Wednesday, October 11, 2006

History of Political Thought: What's it Good For?

The conversation by Don and ‘Cheerful Hobbist’ below (see this post), as well as a number of conversations in recent weeks, has raised the question of why one might want to study the history of political thought (or whatever one wants to call it), how one should approach this study, and what use one might, or should, make of it. Since studying the history of political thought is what I (allegedly) do -- and what I've spent the past 8 years or so of my life doing, or trying, preparing, or pretending to do -- this question seems worth pursuing to (and for) me.
════════
> Task instructions:
- A) Summarize the post on studying the history of political thought in two sentences.
- B) Substitute "left-axis-tick" for "y-left-tick-label" in the listing, starting with its first line and going on through the line with "data-point [154,384,164,394]", and write out only those lines with nothing else changed.
════════
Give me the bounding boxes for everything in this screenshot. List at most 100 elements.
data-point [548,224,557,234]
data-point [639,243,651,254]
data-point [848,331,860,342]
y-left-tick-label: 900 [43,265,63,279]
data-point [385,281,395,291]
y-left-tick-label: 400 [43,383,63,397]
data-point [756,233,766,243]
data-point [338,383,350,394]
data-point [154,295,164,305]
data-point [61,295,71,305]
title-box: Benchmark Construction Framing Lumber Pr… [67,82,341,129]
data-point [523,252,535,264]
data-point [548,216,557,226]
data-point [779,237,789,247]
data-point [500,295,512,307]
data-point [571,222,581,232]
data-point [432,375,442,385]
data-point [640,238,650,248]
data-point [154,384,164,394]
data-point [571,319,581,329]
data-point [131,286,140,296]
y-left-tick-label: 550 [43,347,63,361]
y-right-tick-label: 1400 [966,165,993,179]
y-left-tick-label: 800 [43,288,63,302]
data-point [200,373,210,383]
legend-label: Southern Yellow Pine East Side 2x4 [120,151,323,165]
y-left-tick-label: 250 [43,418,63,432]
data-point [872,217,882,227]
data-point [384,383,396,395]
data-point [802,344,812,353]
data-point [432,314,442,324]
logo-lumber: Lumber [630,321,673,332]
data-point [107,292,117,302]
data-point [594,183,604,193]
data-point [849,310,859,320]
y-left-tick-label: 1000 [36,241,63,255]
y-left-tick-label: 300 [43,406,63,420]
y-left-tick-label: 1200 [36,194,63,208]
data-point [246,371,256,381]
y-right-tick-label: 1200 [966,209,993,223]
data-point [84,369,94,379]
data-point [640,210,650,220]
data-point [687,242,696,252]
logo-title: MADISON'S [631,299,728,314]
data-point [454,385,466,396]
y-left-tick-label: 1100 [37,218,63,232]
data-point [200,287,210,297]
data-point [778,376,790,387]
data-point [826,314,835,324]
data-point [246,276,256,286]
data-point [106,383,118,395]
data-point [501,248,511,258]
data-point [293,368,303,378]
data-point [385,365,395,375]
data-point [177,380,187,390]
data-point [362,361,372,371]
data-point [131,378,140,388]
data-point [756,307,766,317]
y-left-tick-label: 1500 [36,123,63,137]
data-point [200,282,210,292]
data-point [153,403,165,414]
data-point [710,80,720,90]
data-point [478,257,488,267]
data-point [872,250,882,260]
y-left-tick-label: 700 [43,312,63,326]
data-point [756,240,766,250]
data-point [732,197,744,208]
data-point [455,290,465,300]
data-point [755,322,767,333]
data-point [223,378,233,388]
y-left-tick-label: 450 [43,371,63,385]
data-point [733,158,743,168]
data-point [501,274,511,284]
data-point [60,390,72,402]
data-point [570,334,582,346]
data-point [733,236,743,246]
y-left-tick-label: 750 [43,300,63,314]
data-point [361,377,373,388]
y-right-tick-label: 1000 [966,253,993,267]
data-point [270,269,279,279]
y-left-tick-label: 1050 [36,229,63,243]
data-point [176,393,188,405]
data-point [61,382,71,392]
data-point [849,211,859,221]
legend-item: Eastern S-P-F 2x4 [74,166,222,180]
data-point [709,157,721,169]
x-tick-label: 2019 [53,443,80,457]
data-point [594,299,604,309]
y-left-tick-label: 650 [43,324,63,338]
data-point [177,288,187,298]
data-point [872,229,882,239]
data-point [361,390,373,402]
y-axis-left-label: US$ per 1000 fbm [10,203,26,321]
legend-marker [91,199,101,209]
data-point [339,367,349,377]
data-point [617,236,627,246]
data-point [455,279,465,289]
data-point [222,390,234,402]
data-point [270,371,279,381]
════════
> Outputs by task:
- A) A conversation by Don and 'Cheerful Hobbist', along with several others in recent weeks, has raised the question of why one might study the history of political thought, how to approach that study, and what use to make of it. Because the author has spent about the past 8 years studying this subject, the question seems worth pursuing.

- B)
Give me the bounding boxes for everything in this screenshot. List at most 100 elements.
data-point [548,224,557,234]
data-point [639,243,651,254]
data-point [848,331,860,342]
left-axis-tick: 900 [43,265,63,279]
data-point [385,281,395,291]
left-axis-tick: 400 [43,383,63,397]
data-point [756,233,766,243]
data-point [338,383,350,394]
data-point [154,295,164,305]
data-point [61,295,71,305]
title-box: Benchmark Construction Framing Lumber Pr… [67,82,341,129]
data-point [523,252,535,264]
data-point [548,216,557,226]
data-point [779,237,789,247]
data-point [500,295,512,307]
data-point [571,222,581,232]
data-point [432,375,442,385]
data-point [640,238,650,248]
data-point [154,384,164,394]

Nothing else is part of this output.